### RECORDS SHOWN
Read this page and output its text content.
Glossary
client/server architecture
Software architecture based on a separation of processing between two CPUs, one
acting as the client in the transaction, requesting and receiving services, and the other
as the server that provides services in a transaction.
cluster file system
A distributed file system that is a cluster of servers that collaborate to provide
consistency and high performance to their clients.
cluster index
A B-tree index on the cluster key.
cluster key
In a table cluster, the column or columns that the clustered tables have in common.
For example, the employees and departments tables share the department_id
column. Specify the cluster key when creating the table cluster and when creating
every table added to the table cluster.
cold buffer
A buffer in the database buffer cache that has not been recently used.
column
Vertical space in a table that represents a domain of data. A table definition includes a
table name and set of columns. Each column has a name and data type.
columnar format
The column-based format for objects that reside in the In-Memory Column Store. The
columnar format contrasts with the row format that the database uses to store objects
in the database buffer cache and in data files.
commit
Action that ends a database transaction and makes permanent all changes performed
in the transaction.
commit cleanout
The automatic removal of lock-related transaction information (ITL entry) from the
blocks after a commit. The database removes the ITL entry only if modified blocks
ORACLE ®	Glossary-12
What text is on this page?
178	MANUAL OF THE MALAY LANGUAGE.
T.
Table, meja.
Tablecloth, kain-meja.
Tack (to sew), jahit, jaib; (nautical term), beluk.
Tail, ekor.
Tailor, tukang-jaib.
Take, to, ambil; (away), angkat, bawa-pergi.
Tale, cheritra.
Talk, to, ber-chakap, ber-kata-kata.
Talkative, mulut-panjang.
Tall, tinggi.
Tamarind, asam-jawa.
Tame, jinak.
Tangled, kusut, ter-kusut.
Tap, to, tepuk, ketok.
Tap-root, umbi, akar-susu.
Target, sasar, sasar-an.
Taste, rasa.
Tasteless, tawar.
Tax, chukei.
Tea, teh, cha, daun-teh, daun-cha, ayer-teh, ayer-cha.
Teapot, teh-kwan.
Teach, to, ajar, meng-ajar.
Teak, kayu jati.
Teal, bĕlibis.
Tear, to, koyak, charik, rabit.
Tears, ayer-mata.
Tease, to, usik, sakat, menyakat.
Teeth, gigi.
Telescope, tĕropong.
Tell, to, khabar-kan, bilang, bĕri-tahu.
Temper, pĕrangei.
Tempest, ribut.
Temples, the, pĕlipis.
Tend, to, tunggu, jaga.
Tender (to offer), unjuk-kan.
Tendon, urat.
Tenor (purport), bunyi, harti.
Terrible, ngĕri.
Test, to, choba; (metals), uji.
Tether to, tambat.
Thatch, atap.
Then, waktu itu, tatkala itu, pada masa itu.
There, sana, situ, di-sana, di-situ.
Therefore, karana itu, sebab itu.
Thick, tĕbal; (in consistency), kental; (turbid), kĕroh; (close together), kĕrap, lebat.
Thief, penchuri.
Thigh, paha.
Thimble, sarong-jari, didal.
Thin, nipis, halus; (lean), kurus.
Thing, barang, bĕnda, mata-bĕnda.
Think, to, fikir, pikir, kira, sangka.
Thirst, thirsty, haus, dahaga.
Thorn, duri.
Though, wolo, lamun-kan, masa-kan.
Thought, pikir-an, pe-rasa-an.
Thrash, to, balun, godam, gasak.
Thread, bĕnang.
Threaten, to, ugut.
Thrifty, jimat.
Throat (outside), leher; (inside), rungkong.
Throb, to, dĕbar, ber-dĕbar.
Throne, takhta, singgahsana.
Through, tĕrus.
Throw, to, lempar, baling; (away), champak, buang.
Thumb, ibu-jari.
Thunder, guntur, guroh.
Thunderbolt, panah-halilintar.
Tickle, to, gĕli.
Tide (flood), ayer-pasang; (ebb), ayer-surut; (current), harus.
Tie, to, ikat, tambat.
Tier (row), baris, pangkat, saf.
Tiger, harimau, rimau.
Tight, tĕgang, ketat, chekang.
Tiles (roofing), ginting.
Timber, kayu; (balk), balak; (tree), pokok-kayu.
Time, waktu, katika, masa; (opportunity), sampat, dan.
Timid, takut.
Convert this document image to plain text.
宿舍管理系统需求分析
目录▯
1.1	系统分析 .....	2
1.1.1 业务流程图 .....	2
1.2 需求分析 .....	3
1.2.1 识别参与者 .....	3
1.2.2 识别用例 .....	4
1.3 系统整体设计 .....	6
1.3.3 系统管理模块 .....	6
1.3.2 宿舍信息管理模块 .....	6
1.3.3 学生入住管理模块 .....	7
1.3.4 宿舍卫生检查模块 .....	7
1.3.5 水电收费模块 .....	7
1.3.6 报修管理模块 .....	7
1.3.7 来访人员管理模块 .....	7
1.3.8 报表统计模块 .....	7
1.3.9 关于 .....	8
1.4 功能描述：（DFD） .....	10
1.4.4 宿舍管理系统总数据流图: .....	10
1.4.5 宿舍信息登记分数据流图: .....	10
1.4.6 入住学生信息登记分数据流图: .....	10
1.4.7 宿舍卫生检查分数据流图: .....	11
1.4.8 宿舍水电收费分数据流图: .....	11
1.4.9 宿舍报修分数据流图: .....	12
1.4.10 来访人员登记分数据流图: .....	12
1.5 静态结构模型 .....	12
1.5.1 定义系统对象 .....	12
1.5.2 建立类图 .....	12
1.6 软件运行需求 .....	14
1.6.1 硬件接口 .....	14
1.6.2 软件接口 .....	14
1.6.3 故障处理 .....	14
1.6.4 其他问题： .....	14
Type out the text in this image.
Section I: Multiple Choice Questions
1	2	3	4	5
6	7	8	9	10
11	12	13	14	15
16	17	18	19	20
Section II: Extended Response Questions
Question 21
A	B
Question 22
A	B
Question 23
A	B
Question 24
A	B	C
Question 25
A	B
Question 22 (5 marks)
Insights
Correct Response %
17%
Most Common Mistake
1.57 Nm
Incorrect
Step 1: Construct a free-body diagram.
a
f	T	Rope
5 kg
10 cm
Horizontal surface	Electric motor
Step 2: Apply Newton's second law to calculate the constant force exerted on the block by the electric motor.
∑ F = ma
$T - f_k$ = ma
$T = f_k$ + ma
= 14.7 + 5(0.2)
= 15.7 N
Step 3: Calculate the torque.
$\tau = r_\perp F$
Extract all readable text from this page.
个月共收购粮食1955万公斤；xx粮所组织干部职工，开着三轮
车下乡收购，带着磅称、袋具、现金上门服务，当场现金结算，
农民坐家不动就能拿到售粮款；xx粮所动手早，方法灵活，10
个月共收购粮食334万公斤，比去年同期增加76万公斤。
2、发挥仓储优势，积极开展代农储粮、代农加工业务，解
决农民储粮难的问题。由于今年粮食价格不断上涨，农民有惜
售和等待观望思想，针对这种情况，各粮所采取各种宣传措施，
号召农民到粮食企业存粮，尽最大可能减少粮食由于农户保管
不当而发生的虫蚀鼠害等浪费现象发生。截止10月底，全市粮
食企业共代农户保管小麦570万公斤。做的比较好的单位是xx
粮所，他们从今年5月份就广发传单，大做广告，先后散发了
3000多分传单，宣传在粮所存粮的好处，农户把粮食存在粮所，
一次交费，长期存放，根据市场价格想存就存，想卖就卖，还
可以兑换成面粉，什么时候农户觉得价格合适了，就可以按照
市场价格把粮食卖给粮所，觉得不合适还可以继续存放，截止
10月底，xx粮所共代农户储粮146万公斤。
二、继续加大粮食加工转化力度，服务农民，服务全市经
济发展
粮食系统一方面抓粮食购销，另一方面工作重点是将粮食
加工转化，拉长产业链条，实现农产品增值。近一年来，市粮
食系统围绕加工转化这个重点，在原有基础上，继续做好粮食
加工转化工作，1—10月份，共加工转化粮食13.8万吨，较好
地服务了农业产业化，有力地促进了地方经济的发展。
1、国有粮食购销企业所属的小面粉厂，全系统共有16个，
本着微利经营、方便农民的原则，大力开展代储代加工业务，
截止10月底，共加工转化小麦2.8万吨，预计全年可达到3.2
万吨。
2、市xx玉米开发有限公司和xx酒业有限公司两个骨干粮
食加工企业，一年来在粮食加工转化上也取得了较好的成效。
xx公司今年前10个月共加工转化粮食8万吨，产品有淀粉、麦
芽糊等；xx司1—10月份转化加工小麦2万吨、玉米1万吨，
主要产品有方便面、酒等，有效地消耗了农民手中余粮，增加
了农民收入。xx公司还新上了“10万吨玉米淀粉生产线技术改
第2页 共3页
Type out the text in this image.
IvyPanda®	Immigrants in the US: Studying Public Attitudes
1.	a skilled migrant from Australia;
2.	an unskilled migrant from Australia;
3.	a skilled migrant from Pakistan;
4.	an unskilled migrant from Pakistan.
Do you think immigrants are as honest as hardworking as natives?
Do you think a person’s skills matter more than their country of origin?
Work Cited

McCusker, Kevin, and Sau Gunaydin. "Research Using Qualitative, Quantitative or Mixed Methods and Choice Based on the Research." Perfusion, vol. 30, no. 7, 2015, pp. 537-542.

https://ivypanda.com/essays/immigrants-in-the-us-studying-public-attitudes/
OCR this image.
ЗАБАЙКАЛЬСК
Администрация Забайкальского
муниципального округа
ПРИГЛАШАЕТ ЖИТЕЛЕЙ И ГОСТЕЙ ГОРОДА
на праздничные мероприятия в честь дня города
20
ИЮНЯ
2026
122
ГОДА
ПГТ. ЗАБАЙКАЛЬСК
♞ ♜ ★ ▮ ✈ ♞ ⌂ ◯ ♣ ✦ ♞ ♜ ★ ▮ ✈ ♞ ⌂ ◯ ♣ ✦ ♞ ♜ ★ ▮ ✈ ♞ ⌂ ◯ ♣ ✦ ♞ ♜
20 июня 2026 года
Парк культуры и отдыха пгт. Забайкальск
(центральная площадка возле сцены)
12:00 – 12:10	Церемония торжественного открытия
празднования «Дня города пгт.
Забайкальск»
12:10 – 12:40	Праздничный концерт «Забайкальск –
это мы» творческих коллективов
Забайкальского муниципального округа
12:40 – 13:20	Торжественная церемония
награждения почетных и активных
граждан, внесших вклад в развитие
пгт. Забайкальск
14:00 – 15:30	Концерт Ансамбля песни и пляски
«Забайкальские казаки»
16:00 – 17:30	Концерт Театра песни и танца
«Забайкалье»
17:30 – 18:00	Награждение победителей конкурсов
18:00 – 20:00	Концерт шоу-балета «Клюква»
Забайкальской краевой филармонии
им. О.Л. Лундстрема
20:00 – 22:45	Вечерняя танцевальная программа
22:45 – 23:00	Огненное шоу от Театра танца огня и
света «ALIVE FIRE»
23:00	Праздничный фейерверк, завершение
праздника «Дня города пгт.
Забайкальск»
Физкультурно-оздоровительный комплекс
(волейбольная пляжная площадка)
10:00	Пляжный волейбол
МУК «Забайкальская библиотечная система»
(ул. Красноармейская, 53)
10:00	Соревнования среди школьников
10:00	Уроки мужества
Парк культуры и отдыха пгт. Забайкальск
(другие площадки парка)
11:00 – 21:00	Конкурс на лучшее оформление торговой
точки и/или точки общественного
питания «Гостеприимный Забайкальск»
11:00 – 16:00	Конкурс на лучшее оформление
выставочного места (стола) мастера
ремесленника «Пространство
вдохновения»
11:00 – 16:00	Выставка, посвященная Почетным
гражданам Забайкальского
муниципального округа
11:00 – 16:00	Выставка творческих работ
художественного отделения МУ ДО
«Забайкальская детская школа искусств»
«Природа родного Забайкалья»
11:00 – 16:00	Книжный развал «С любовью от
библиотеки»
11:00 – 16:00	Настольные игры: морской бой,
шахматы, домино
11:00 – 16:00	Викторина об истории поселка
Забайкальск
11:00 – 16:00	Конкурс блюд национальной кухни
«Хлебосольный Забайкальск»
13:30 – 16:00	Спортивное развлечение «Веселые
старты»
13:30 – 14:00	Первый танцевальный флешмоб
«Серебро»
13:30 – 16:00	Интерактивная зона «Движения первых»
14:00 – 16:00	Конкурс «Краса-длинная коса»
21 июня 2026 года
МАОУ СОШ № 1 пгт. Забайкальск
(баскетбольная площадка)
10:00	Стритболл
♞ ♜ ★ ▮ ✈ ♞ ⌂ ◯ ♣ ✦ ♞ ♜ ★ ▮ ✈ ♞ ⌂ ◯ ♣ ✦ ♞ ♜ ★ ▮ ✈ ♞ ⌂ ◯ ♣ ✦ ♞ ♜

### OBJECTIVE
Determine how many lines in the records contain "consistency", and reply with the number only.

### FULL RESPONSE
2